#### Document extract ####

Today looked really promising with a gap higher and a strong surge after that. The Nasdaq topped out at 2159.08 right before lunch, and failed a later attempt to move past that level. The index did gap up over the 50 day MVA (2079.55) and held on to close above that level, but it had to test it first. The candlestick chart showed us another one of those doji's on an attempted move up, and that means that although the index closed higher, the sellers were able to catch up with the buyers on the session and it closed right where it opened. The last bounce was good, but it did not put the seal of approval on the session. Higher volume was much needed on the break above the 50 day MVA. Now it might test that level (2079.55) before it takes another shot at the recent high of 2200 and then 2250. We want to see it hold there or the 10 day MVA at 2045.56. The price/volume action is returning to the way it should be, so it looks better overall.

Dow/NYSE: The Dow may not give the Nasdaq much help as it fell on rising NYSE volume today after tapping at resistance on the high (10,906.41).

Stats: Down 75.08 points (-0.7%) to close at 10,734.97.
Volume: NYSE volume jumped up to 1.230 billion shares (+11.4%), right at average. Still below the volume on Thursday's gain, but a distribution day nonetheless. 639 million upside shares versus 579 million downside shares. Good to see upside shares still in the lead on overall selling.
A/D and Hi/Lo: Advancing issues also continued to lead, but down quite at bit to 1.26 to 1 (1.98 to 1 Friday). The NYSE A/D line is still trying to rise even on down sessions, showing that small stocks continue to lead. New highs fell to 155 (-7) as new lows rose to 11 (+1).

The Chart: http://www.investmenthouse.com/cd/$dja.html

The Dow was up in the morning, tapping close to resistance at 11,028 on its high (10,906.41) before it turned and fell in the afternoon. The rising volume is not what we like, but it is the first such day of distribution in a long time and one day does not doom a rally as we noted last week. Still, the higher volume reversal shows that the index will most likely test down to some support. We would like to see that as the 200 day MVA at 10,615.58, but it might be the 10 day MVA (10,559.05) or the 18 day MVA (10,402.31). That is the bullish scenario, and that is what it is showing us thus far. If it continues to sell on sharply rising volume, that is a change in character. For now it is looking good still, but it looks as if it will sell back in the short term. Protect short term positions taken on this last leg higher.

#### Data provided ####

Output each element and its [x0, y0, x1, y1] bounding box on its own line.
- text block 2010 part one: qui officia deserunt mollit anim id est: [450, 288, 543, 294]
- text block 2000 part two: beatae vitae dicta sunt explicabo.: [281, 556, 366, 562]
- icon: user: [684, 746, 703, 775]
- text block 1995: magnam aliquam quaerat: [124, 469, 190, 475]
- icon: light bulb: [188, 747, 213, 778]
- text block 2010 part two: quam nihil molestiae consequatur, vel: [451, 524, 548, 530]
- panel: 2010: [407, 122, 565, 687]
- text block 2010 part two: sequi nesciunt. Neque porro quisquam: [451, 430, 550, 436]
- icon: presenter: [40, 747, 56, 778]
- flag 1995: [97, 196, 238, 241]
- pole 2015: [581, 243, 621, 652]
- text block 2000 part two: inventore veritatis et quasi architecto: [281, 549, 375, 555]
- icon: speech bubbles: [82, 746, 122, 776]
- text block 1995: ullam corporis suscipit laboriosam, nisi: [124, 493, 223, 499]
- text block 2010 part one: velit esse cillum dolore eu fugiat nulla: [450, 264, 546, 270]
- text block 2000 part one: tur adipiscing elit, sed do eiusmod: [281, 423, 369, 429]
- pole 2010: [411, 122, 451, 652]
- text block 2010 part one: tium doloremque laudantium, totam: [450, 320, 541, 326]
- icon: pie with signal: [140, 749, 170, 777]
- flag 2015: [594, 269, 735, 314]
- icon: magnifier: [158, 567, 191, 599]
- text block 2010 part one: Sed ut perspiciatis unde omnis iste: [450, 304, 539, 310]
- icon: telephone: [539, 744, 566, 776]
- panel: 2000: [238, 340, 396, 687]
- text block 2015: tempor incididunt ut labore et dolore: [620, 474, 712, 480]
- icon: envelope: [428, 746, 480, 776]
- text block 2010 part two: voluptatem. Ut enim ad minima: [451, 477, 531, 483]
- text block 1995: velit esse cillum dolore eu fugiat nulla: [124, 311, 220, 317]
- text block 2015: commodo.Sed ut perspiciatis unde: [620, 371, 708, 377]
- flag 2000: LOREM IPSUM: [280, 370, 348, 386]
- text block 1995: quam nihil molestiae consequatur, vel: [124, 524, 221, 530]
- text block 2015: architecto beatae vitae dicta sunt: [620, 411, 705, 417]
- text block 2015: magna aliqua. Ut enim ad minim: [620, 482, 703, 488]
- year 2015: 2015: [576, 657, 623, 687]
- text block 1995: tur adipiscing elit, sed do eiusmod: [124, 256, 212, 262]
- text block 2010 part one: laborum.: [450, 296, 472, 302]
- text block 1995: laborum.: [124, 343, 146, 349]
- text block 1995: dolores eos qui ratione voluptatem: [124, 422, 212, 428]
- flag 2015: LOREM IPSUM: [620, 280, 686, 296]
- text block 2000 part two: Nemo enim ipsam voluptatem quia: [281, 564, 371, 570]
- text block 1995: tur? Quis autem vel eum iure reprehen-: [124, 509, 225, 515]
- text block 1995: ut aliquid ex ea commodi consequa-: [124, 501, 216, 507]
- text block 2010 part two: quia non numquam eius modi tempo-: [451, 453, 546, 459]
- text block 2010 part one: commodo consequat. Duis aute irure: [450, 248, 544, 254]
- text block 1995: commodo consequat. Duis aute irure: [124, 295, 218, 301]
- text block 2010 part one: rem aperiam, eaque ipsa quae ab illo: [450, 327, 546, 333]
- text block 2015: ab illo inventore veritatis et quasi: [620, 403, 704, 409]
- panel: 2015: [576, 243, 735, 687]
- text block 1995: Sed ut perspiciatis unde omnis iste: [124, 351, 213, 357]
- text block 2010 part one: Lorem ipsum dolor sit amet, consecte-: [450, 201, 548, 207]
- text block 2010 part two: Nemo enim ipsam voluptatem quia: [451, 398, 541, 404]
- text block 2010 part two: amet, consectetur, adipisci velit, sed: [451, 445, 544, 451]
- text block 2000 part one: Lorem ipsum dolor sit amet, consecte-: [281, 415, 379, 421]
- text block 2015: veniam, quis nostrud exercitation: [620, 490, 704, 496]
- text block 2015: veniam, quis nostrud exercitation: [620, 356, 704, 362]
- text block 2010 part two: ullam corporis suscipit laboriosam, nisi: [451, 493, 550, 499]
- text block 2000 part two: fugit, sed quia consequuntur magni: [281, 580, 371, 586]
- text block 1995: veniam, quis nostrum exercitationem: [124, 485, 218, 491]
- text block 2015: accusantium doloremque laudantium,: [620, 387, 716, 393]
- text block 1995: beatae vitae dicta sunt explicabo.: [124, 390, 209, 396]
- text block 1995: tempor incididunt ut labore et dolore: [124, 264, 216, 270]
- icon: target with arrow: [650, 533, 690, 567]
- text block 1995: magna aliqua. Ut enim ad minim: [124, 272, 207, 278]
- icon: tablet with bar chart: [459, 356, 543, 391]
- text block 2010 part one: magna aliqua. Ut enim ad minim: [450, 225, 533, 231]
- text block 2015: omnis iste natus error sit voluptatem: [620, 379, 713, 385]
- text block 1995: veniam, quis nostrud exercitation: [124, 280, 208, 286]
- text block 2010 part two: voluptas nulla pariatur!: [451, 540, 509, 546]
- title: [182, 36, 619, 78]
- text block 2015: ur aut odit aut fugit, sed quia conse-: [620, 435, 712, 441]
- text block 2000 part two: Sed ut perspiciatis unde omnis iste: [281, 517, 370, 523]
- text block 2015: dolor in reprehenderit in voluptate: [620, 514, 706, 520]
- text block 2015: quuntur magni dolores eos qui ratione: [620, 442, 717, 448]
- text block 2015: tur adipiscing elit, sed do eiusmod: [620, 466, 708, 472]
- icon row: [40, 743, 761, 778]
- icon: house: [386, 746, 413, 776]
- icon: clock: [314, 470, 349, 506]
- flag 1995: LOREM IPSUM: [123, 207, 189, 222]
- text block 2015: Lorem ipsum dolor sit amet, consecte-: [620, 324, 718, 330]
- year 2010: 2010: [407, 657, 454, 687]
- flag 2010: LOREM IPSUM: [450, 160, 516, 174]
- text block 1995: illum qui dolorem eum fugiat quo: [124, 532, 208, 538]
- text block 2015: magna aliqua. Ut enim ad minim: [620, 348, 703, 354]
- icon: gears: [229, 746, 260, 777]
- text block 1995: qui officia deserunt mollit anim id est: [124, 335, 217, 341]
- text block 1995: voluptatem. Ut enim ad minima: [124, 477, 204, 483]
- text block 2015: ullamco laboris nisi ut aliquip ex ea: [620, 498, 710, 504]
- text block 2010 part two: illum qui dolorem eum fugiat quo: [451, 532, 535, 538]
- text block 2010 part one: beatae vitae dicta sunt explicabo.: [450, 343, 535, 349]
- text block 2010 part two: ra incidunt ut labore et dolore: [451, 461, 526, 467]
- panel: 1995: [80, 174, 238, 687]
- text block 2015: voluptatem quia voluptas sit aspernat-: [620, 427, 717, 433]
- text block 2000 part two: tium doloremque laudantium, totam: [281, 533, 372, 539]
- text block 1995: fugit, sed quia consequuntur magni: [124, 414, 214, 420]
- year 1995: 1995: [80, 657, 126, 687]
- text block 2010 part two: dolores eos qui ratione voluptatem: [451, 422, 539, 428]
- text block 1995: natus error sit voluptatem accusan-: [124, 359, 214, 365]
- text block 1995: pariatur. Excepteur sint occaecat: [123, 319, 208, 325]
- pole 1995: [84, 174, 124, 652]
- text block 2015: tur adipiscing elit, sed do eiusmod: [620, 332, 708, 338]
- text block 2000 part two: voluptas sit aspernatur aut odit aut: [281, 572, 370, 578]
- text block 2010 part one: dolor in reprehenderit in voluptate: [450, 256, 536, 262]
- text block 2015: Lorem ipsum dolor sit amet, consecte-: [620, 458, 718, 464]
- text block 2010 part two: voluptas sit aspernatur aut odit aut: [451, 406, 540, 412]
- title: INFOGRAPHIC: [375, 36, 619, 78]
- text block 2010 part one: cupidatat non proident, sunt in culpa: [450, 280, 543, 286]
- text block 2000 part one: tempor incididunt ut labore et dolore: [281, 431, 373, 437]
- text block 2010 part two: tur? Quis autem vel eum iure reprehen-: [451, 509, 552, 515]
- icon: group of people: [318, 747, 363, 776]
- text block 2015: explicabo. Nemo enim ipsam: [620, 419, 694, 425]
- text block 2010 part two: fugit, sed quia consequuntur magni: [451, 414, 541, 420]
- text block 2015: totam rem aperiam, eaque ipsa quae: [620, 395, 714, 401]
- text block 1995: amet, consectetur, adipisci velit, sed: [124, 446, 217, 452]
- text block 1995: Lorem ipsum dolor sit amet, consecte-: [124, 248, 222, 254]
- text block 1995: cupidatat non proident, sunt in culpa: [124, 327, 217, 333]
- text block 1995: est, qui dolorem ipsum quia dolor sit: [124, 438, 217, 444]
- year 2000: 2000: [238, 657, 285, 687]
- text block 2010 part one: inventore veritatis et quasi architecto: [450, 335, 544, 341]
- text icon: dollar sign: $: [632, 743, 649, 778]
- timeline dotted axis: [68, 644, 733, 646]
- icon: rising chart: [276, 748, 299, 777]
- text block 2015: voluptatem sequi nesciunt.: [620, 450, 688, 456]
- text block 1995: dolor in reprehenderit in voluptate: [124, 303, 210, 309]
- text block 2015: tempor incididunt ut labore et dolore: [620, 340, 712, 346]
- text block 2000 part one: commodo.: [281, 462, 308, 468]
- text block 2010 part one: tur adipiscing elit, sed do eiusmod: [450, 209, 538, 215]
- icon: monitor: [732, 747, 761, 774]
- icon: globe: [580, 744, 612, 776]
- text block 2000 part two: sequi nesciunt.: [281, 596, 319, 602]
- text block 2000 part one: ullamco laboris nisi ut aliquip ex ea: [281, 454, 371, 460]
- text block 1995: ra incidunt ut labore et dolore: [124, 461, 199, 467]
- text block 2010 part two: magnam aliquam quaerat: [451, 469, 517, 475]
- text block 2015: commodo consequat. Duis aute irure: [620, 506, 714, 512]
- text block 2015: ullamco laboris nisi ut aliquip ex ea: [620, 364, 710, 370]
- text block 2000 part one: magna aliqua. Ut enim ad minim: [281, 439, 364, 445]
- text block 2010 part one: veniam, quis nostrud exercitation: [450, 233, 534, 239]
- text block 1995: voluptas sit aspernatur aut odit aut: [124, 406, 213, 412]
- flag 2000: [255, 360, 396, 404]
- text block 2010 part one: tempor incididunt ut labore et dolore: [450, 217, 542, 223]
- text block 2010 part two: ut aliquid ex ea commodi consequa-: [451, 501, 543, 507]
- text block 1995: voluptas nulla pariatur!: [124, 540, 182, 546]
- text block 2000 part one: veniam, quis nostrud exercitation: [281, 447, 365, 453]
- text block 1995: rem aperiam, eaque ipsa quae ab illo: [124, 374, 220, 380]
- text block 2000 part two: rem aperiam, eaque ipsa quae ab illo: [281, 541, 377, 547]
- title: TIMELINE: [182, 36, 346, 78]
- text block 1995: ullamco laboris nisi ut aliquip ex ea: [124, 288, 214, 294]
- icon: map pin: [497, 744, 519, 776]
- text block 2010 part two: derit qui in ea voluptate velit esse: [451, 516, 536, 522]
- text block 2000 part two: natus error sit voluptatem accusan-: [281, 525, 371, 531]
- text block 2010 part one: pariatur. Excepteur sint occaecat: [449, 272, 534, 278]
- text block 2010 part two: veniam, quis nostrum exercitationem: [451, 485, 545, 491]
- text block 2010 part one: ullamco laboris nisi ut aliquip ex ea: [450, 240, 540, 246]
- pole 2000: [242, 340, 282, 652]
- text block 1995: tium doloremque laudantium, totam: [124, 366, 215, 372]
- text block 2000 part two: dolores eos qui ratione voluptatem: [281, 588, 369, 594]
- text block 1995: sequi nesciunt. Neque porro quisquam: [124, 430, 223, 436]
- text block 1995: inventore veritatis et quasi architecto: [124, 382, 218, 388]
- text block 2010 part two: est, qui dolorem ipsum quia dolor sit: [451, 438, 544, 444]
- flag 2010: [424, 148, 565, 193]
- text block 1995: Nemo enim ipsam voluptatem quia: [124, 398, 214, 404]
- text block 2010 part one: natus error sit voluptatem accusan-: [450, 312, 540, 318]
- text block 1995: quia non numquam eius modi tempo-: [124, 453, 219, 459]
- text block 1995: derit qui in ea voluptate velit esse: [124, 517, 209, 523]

####

_Set tasks_
**a.** According to the market commentary, what did NYSE volume rise to?
**b.** Return the passage of the market commentary from "A/D and Hi/Lo: Advancing" up to and including "to 11 (+1).".

_Task-by-task outputs_
**a.** 1.230 billion shares

**b.**
A/D and Hi/Lo: Advancing issues also continued to lead, but down quite at bit to 1.26 to 1 (1.98 to 1 Friday). The NYSE A/D line is still trying to rise even on down sessions, showing that small stocks continue to lead. New highs fell to 155 (-7) as new lows rose to 11 (+1).